やること
下の記録の行を、一字一句変えずにすべて抜き出してください。画像は答えに含めないでください。

----

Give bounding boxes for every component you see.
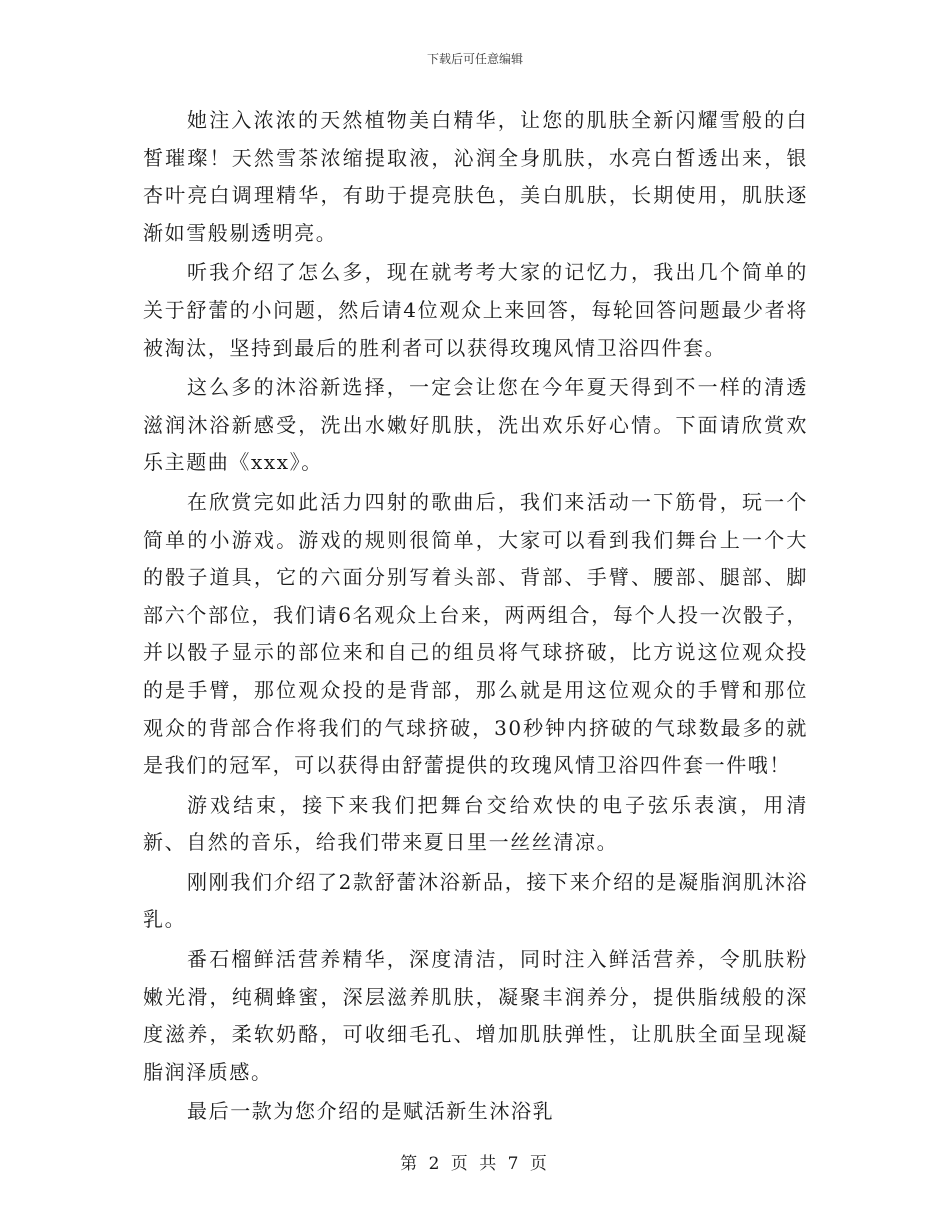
paragraph: 听我介绍了怎么多，现在就考考大家的记忆力，我出几个简单的关于舒蕾的小问题，然后请4位观众上来回答，每轮回答问题最少者将被淘汰，坚持到最后的胜利者可以获得玫瑰风情卫浴四件套。: [143, 260, 808, 360]
document-body: [143, 102, 808, 1131]
paragraph: 这么多的沐浴新选择，一定会让您在今年夏天得到不一样的清透滋润沐浴新感受，洗出水嫩好肌肤，洗出欢乐好心情。下面请欣赏欢乐主题曲《xxx》。: [143, 375, 808, 475]
paragraph: 番石榴鲜活营养精华，深度清洁，同时注入鲜活营养，令肌肤粉嫩光滑，纯稠蜂蜜，深层滋养肌肤，凝聚丰润养分，提供脂绒般的深度滋养，柔软奶酪，可收细毛孔、增加肌肤弹性，让肌肤全面呈现凝脂润泽质感。: [143, 947, 808, 1084]
paragraph: 她注入浓浓的天然植物美白精华，让您的肌肤全新闪耀雪般的白皙璀璨！天然雪茶浓缩提取液，沁润全身肌肤，水亮白皙透出来，银杏叶亮白调理精华，有助于提亮肤色，美白肌肤，长期使用，肌肤逐渐如雪般剔透明亮。: [143, 108, 808, 245]
page-number: 第 2 页 共 7 页: [400, 1154, 550, 1174]
paragraph: 在欣赏完如此活力四射的歌曲后，我们来活动一下筋骨，玩一个简单的小游戏。游戏的规则很简单，大家可以看到我们舞台上一个大的骰子道具，它的六面分别写着头部、背部、手臂、腰部、腿部、脚部六个部位，我们请6名观众上台来，两两组合，每个人投一次骰子，并以骰子显示的部位来和自己的组员将气球挤破，比方说这位观众投的是手臂，那位观众投的是背部，那么就是用这位观众的手臂和那位观众的背部合作将我们的气球挤破，30秒钟内挤破的气球数最多的就是我们的冠军，可以获得由舒蕾提供的玫瑰风情卫浴四件套一件哦！: [143, 489, 808, 778]
page-header-note: 下载后可任意编辑: [426, 52, 523, 66]
paragraph: 刚刚我们介绍了2款舒蕾沐浴新品，接下来介绍的是凝脂润肌沐浴乳。: [143, 869, 808, 932]
paragraph: 最后一款为您介绍的是赋活新生沐浴乳: [187, 1099, 555, 1124]
paragraph: 游戏结束，接下来我们把舞台交给欢快的电子弦乐表演，用清新、自然的音乐，给我们带来夏日里一丝丝清凉。: [143, 792, 808, 855]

----

答えはこちら
Give bounding boxes for every component you see.
paragraph: 听我介绍了怎么多，现在就考考大家的记忆力，我出几个简单的关于舒蕾的小问题，然后请4位观众上来回答，每轮回答问题最少者将被淘汰，坚持到最后的胜利者可以获得玫瑰风情卫浴四件套。: [143, 260, 808, 360]
document-body: [143, 102, 808, 1131]
paragraph: 这么多的沐浴新选择，一定会让您在今年夏天得到不一样的清透滋润沐浴新感受，洗出水嫩好肌肤，洗出欢乐好心情。下面请欣赏欢乐主题曲《xxx》。: [143, 375, 808, 475]
paragraph: 番石榴鲜活营养精华，深度清洁，同时注入鲜活营养，令肌肤粉嫩光滑，纯稠蜂蜜，深层滋养肌肤，凝聚丰润养分，提供脂绒般的深度滋养，柔软奶酪，可收细毛孔、增加肌肤弹性，让肌肤全面呈现凝脂润泽质感。: [143, 947, 808, 1084]
paragraph: 她注入浓浓的天然植物美白精华，让您的肌肤全新闪耀雪般的白皙璀璨！天然雪茶浓缩提取液，沁润全身肌肤，水亮白皙透出来，银杏叶亮白调理精华，有助于提亮肤色，美白肌肤，长期使用，肌肤逐渐如雪般剔透明亮。: [143, 108, 808, 245]
page-number: 第 2 页 共 7 页: [400, 1154, 550, 1174]
paragraph: 在欣赏完如此活力四射的歌曲后，我们来活动一下筋骨，玩一个简单的小游戏。游戏的规则很简单，大家可以看到我们舞台上一个大的骰子道具，它的六面分别写着头部、背部、手臂、腰部、腿部、脚部六个部位，我们请6名观众上台来，两两组合，每个人投一次骰子，并以骰子显示的部位来和自己的组员将气球挤破，比方说这位观众投的是手臂，那位观众投的是背部，那么就是用这位观众的手臂和那位观众的背部合作将我们的气球挤破，30秒钟内挤破的气球数最多的就是我们的冠军，可以获得由舒蕾提供的玫瑰风情卫浴四件套一件哦！: [143, 489, 808, 778]
page-header-note: 下载后可任意编辑: [426, 52, 523, 66]
paragraph: 刚刚我们介绍了2款舒蕾沐浴新品，接下来介绍的是凝脂润肌沐浴乳。: [143, 869, 808, 932]
paragraph: 最后一款为您介绍的是赋活新生沐浴乳: [187, 1099, 555, 1124]
paragraph: 游戏结束，接下来我们把舞台交给欢快的电子弦乐表演，用清新、自然的音乐，给我们带来夏日里一丝丝清凉。: [143, 792, 808, 855]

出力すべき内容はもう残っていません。